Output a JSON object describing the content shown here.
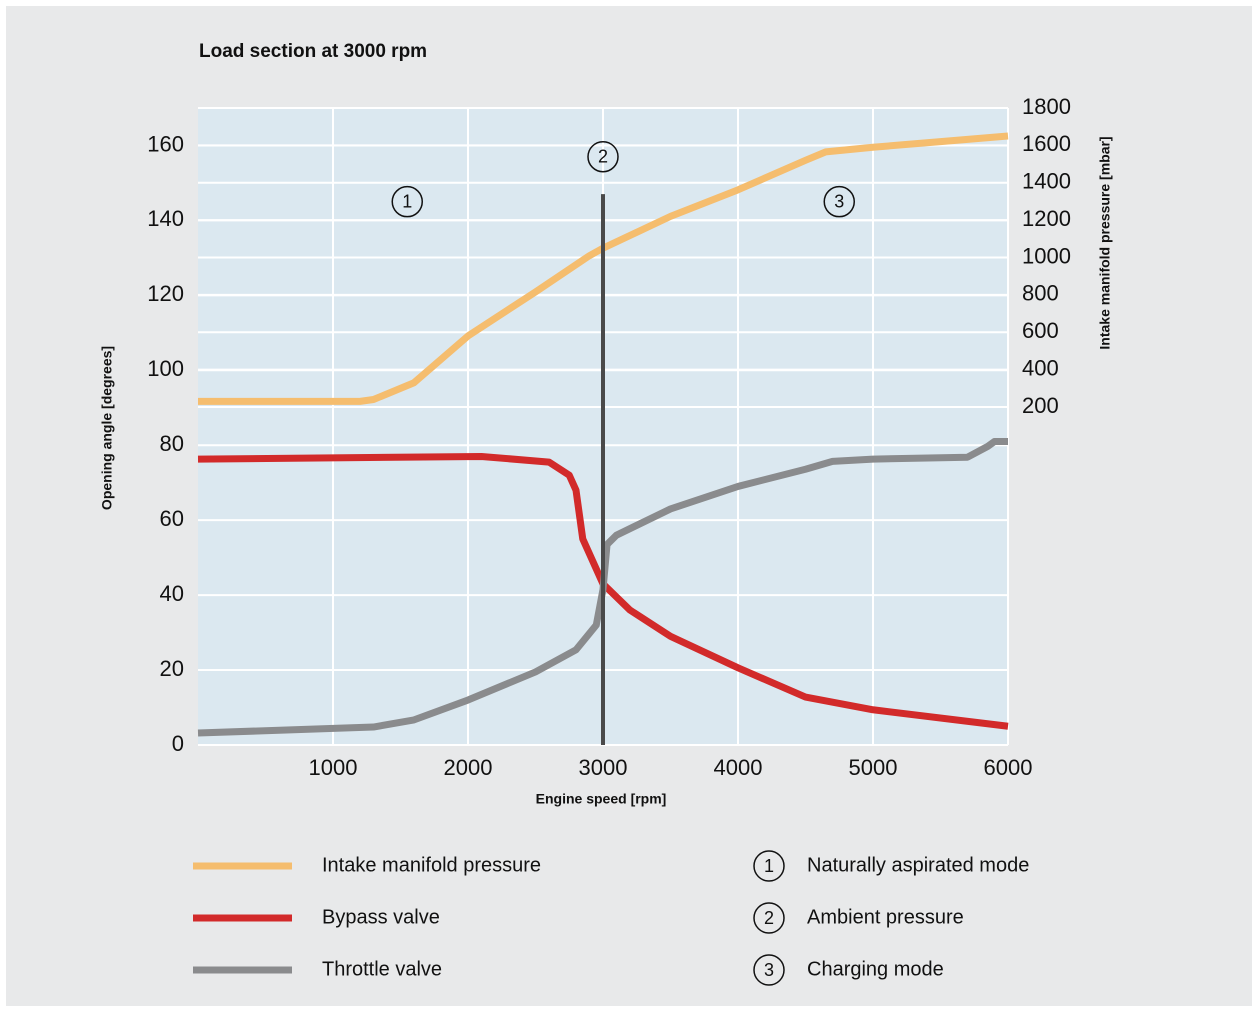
{
  "chart_data": {
    "type": "line",
    "title": "Load section at 3000 rpm",
    "xlabel": "Engine speed [rpm]",
    "ylabel": "Opening angle [degrees]",
    "y2label": "Intake manifold pressure [mbar]",
    "xlim": [
      0,
      6000
    ],
    "xticks": [
      1000,
      2000,
      3000,
      4000,
      5000,
      6000
    ],
    "ylim": [
      0,
      170
    ],
    "yticks": [
      0,
      20,
      40,
      60,
      80,
      100,
      120,
      140,
      160
    ],
    "y2lim": [
      200,
      1800
    ],
    "y2ticks": [
      200,
      400,
      600,
      800,
      1000,
      1200,
      1400,
      1600,
      1800
    ],
    "grid": true,
    "series": [
      {
        "name": "Intake manifold pressure",
        "color": "#f5bd6e",
        "axis": "y2",
        "x": [
          0,
          1200,
          1300,
          1600,
          2000,
          2500,
          2900,
          3000,
          3500,
          4000,
          4500,
          4650,
          5000,
          5500,
          6000
        ],
        "values": [
          230,
          230,
          240,
          330,
          580,
          816,
          1010,
          1050,
          1220,
          1362,
          1520,
          1565,
          1590,
          1620,
          1650
        ]
      },
      {
        "name": "Bypass valve",
        "color": "#d22a2a",
        "x": [
          0,
          2100,
          2600,
          2750,
          2800,
          2850,
          2950,
          3000,
          3200,
          3500,
          4000,
          4500,
          5000,
          6000
        ],
        "values": [
          76.3,
          77,
          75.5,
          72,
          68,
          55,
          47,
          43,
          36,
          29,
          20.6,
          12.8,
          9.4,
          5
        ]
      },
      {
        "name": "Throttle valve",
        "color": "#8a8b8d",
        "x": [
          0,
          1300,
          1600,
          2000,
          2500,
          2800,
          2950,
          3000,
          3030,
          3100,
          3500,
          4000,
          4500,
          4700,
          5000,
          5700,
          5850,
          5900,
          6000
        ],
        "values": [
          3.2,
          4.8,
          6.7,
          12,
          19.5,
          25.4,
          32,
          41.5,
          53.5,
          56,
          63,
          69,
          73.6,
          75.7,
          76.3,
          76.8,
          79.7,
          81,
          81
        ]
      }
    ],
    "vline": {
      "x": 3000,
      "y": [
        0,
        147
      ],
      "color": "#4a4a4a"
    },
    "modes": [
      {
        "label": "1",
        "name": "Naturally aspirated mode",
        "x": 1550,
        "y": 145
      },
      {
        "label": "2",
        "name": "Ambient pressure",
        "x": 3000,
        "y": 157
      },
      {
        "label": "3",
        "name": "Charging mode",
        "x": 4750,
        "y": 145
      }
    ]
  }
}
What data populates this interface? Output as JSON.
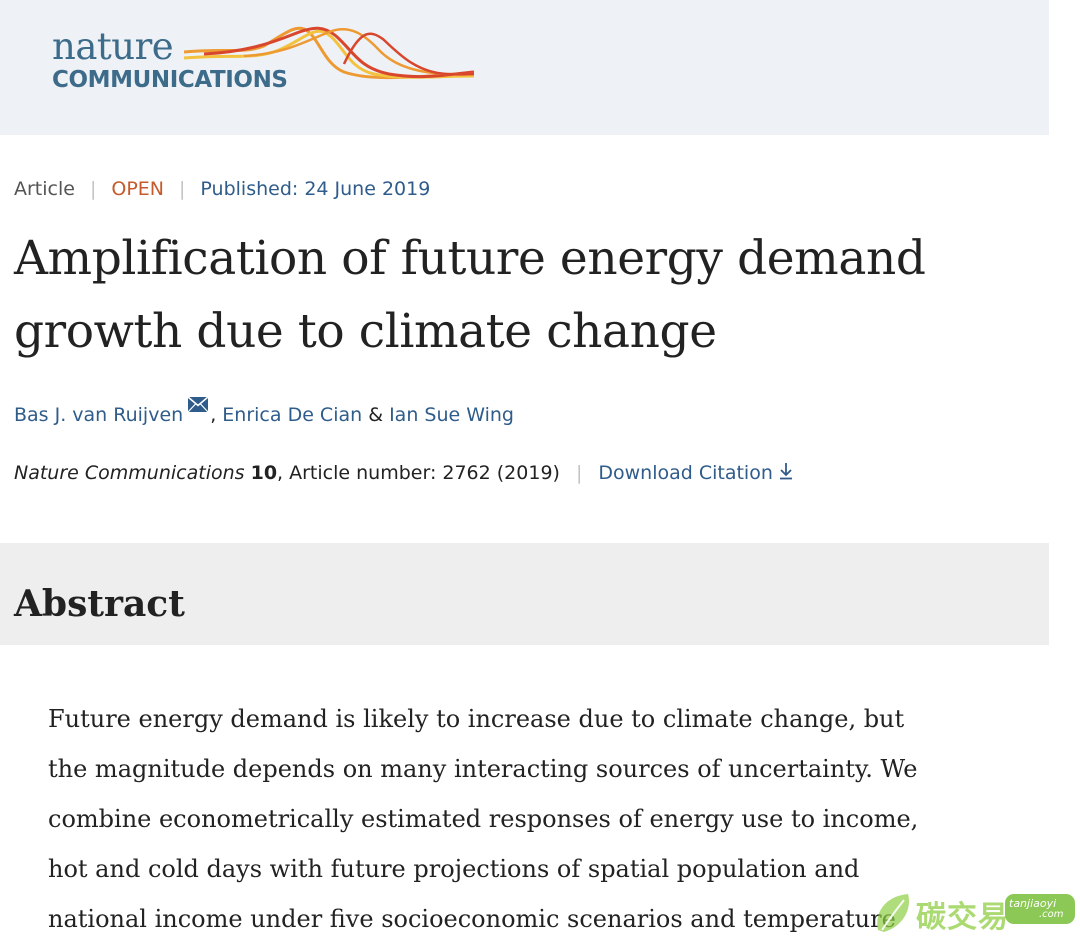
{
  "header": {
    "logo_top": "nature",
    "logo_bottom": "COMMUNICATIONS",
    "brand_colors": {
      "text": "#3d6b8a",
      "wave_red": "#d8472d",
      "wave_orange": "#ee9a33",
      "wave_yellow": "#f3c23f"
    }
  },
  "article": {
    "type": "Article",
    "access": "OPEN",
    "published": "Published: 24 June 2019",
    "title_lines": [
      "Amplification of future energy demand",
      "growth due to climate change"
    ],
    "authors": [
      {
        "name": "Bas J. van Ruijven",
        "contact_icon": "mail-icon"
      },
      {
        "name": "Enrica De Cian"
      },
      {
        "name": "Ian Sue Wing"
      }
    ],
    "author_sep_comma": ",",
    "author_sep_amp": "&",
    "citation": {
      "journal": "Nature Communications",
      "volume": "10",
      "rest": ", Article number: 2762 (2019)",
      "download_label": "Download Citation",
      "download_icon": "download-arrow-icon"
    }
  },
  "abstract": {
    "heading": "Abstract",
    "lines": [
      "Future energy demand is likely to increase due to climate change, but",
      "the magnitude depends on many interacting sources of uncertainty. We",
      "combine econometrically estimated responses of energy use to income,",
      "hot and cold days with future projections of spatial population and",
      "national income under five socioeconomic scenarios and temperature"
    ]
  },
  "watermark": {
    "text": "碳交易",
    "badge_top": "tanjiaoyi",
    "badge_bottom": ".com",
    "color": "#8fce44"
  }
}
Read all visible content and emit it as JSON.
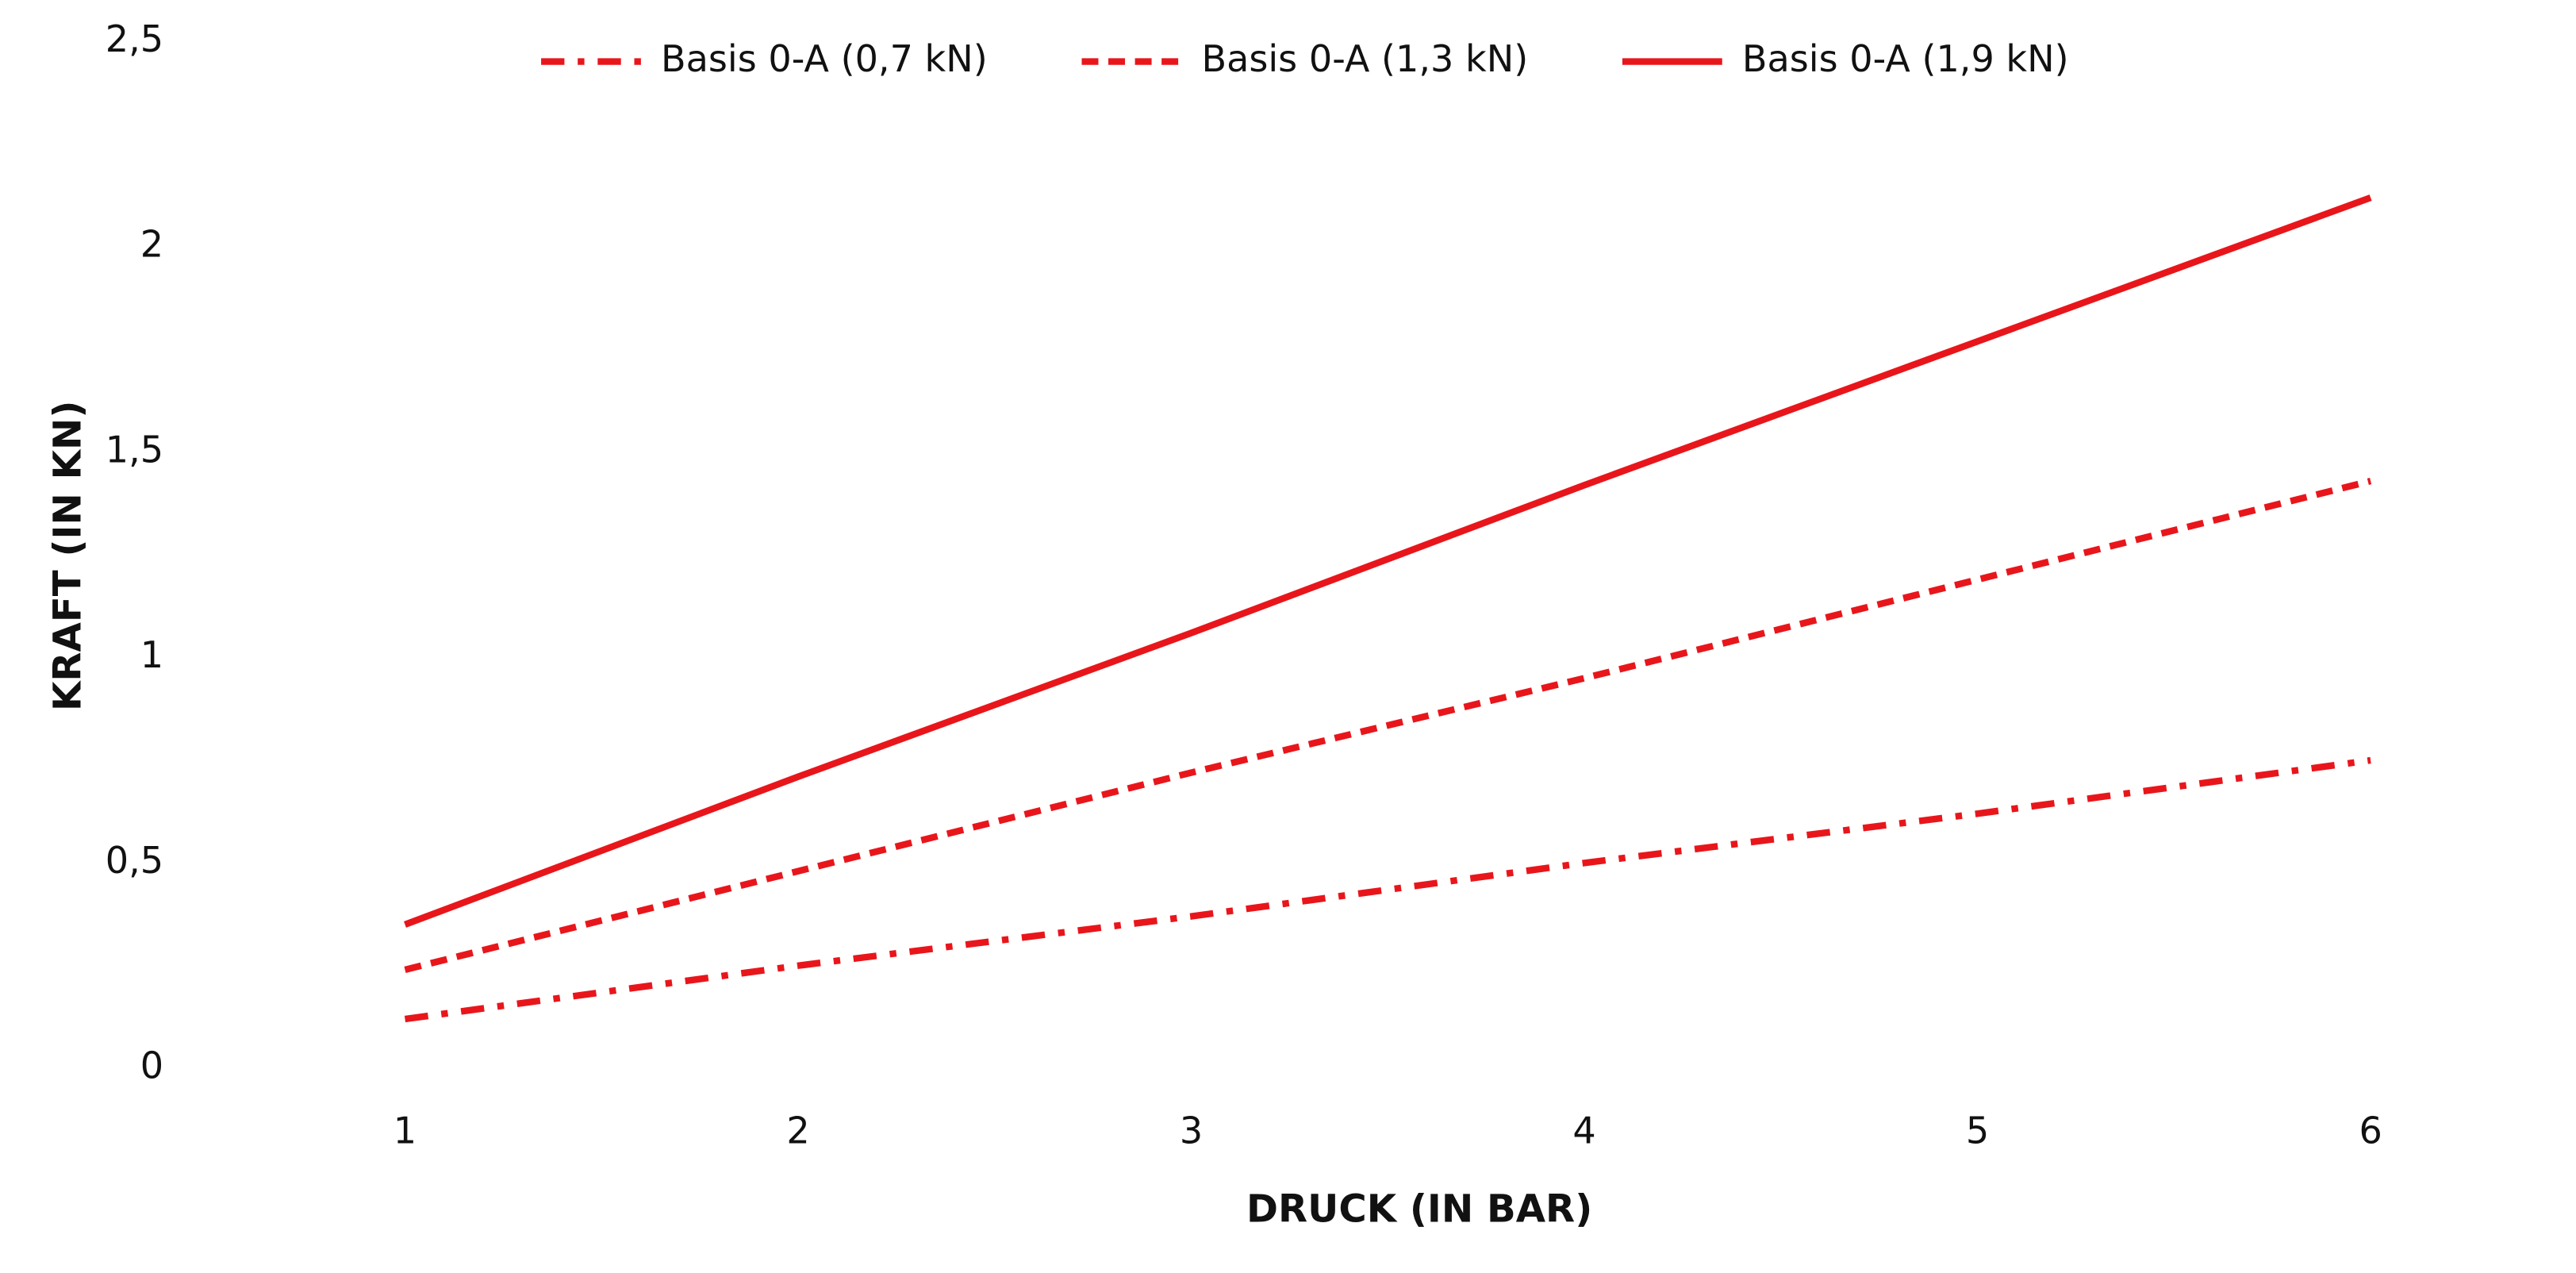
{
  "chart_data": {
    "type": "line",
    "x_label": "DRUCK (IN BAR)",
    "y_label": "KRAFT (IN KN)",
    "x": [
      1,
      2,
      3,
      4,
      5,
      6
    ],
    "xlim": [
      0.5,
      6.5
    ],
    "xticks": [
      1,
      2,
      3,
      4,
      5,
      6
    ],
    "ylim": [
      0,
      2.5
    ],
    "yticks": [
      0,
      {
        "value": 0.5,
        "label": "0,5"
      },
      1,
      {
        "value": 1.5,
        "label": "1,5"
      },
      2,
      {
        "value": 2.5,
        "label": "2,5"
      }
    ],
    "grid": false,
    "legend": "top",
    "series": [
      {
        "name": "Basis 0-A (0,7 kN)",
        "color": "#e8161b",
        "dash": "dashdot",
        "values": [
          0.12,
          0.25,
          0.37,
          0.5,
          0.62,
          0.75
        ]
      },
      {
        "name": "Basis 0-A (1,3 kN)",
        "color": "#e8161b",
        "dash": "dashed",
        "values": [
          0.24,
          0.48,
          0.72,
          0.95,
          1.19,
          1.43
        ]
      },
      {
        "name": "Basis 0-A (1,9 kN)",
        "color": "#e8161b",
        "dash": "solid",
        "values": [
          0.35,
          0.71,
          1.06,
          1.42,
          1.77,
          2.12
        ]
      }
    ]
  }
}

====================

→ **Work instructions**:
Quote the records in their entirety, keeping the wording exact and excluding pictures.

→ **Problem solution**:
Output a JSON object describing the content shown here.
{
  "chart_data": {
    "type": "line",
    "title": "Load section at 3000 rpm",
    "xlabel": "Engine speed [rpm]",
    "ylabel": "Opening angle [degrees]",
    "y2label": "Intake manifold pressure [mbar]",
    "xlim": [
      0,
      6000
    ],
    "xticks": [
      1000,
      2000,
      3000,
      4000,
      5000,
      6000
    ],
    "ylim": [
      0,
      170
    ],
    "yticks": [
      0,
      20,
      40,
      60,
      80,
      100,
      120,
      140,
      160
    ],
    "y2lim": [
      200,
      1800
    ],
    "y2ticks": [
      200,
      400,
      600,
      800,
      1000,
      1200,
      1400,
      1600,
      1800
    ],
    "grid": true,
    "series": [
      {
        "name": "Intake manifold pressure",
        "color": "#f5bd6e",
        "axis": "y2",
        "x": [
          0,
          1200,
          1300,
          1600,
          2000,
          2500,
          2900,
          3000,
          3500,
          4000,
          4500,
          4650,
          5000,
          5500,
          6000
        ],
        "values": [
          230,
          230,
          240,
          330,
          580,
          816,
          1010,
          1050,
          1220,
          1362,
          1520,
          1565,
          1590,
          1620,
          1650
        ]
      },
      {
        "name": "Bypass valve",
        "color": "#d22a2a",
        "x": [
          0,
          2100,
          2600,
          2750,
          2800,
          2850,
          2950,
          3000,
          3200,
          3500,
          4000,
          4500,
          5000,
          6000
        ],
        "values": [
          76.3,
          77,
          75.5,
          72,
          68,
          55,
          47,
          43,
          36,
          29,
          20.6,
          12.8,
          9.4,
          5
        ]
      },
      {
        "name": "Throttle valve",
        "color": "#8a8b8d",
        "x": [
          0,
          1300,
          1600,
          2000,
          2500,
          2800,
          2950,
          3000,
          3030,
          3100,
          3500,
          4000,
          4500,
          4700,
          5000,
          5700,
          5850,
          5900,
          6000
        ],
        "values": [
          3.2,
          4.8,
          6.7,
          12,
          19.5,
          25.4,
          32,
          41.5,
          53.5,
          56,
          63,
          69,
          73.6,
          75.7,
          76.3,
          76.8,
          79.7,
          81,
          81
        ]
      }
    ],
    "vline": {
      "x": 3000,
      "y": [
        0,
        147
      ],
      "color": "#4a4a4a"
    },
    "modes": [
      {
        "label": "1",
        "name": "Naturally aspirated mode",
        "x": 1550,
        "y": 145
      },
      {
        "label": "2",
        "name": "Ambient pressure",
        "x": 3000,
        "y": 157
      },
      {
        "label": "3",
        "name": "Charging mode",
        "x": 4750,
        "y": 145
      }
    ]
  }
}
What data populates this interface? Output as JSON.
{
  "header": {
    "logo_top": "nature",
    "logo_bottom": "COMMUNICATIONS",
    "brand_colors": {
      "text": "#3d6b8a",
      "wave_red": "#d8472d",
      "wave_orange": "#ee9a33",
      "wave_yellow": "#f3c23f"
    }
  },
  "article": {
    "type": "Article",
    "access": "OPEN",
    "published": "Published: 24 June 2019",
    "title_lines": [
      "Amplification of future energy demand",
      "growth due to climate change"
    ],
    "authors": [
      {
        "name": "Bas J. van Ruijven",
        "contact_icon": "mail-icon"
      },
      {
        "name": "Enrica De Cian"
      },
      {
        "name": "Ian Sue Wing"
      }
    ],
    "author_sep_comma": ",",
    "author_sep_amp": "&",
    "citation": {
      "journal": "Nature Communications",
      "volume": "10",
      "rest": ", Article number: 2762 (2019)",
      "download_label": "Download Citation",
      "download_icon": "download-arrow-icon"
    }
  },
  "abstract": {
    "heading": "Abstract",
    "lines": [
      "Future energy demand is likely to increase due to climate change, but",
      "the magnitude depends on many interacting sources of uncertainty. We",
      "combine econometrically estimated responses of energy use to income,",
      "hot and cold days with future projections of spatial population and",
      "national income under five socioeconomic scenarios and temperature"
    ]
  },
  "watermark": {
    "text": "碳交易",
    "badge_top": "tanjiaoyi",
    "badge_bottom": ".com",
    "color": "#8fce44"
  }
}
Read all visible content and emit it as JSON.
{
  "chart_data": {
    "type": "line",
    "x_label": "DRUCK (IN BAR)",
    "y_label": "KRAFT (IN KN)",
    "x": [
      1,
      2,
      3,
      4,
      5,
      6
    ],
    "xlim": [
      0.5,
      6.5
    ],
    "xticks": [
      1,
      2,
      3,
      4,
      5,
      6
    ],
    "ylim": [
      0,
      2.5
    ],
    "yticks": [
      0,
      {
        "value": 0.5,
        "label": "0,5"
      },
      1,
      {
        "value": 1.5,
        "label": "1,5"
      },
      2,
      {
        "value": 2.5,
        "label": "2,5"
      }
    ],
    "grid": false,
    "legend": "top",
    "series": [
      {
        "name": "Basis 0-A (0,7 kN)",
        "color": "#e8161b",
        "dash": "dashdot",
        "values": [
          0.12,
          0.25,
          0.37,
          0.5,
          0.62,
          0.75
        ]
      },
      {
        "name": "Basis 0-A (1,3 kN)",
        "color": "#e8161b",
        "dash": "dashed",
        "values": [
          0.24,
          0.48,
          0.72,
          0.95,
          1.19,
          1.43
        ]
      },
      {
        "name": "Basis 0-A (1,9 kN)",
        "color": "#e8161b",
        "dash": "solid",
        "values": [
          0.35,
          0.71,
          1.06,
          1.42,
          1.77,
          2.12
        ]
      }
    ]
  }
}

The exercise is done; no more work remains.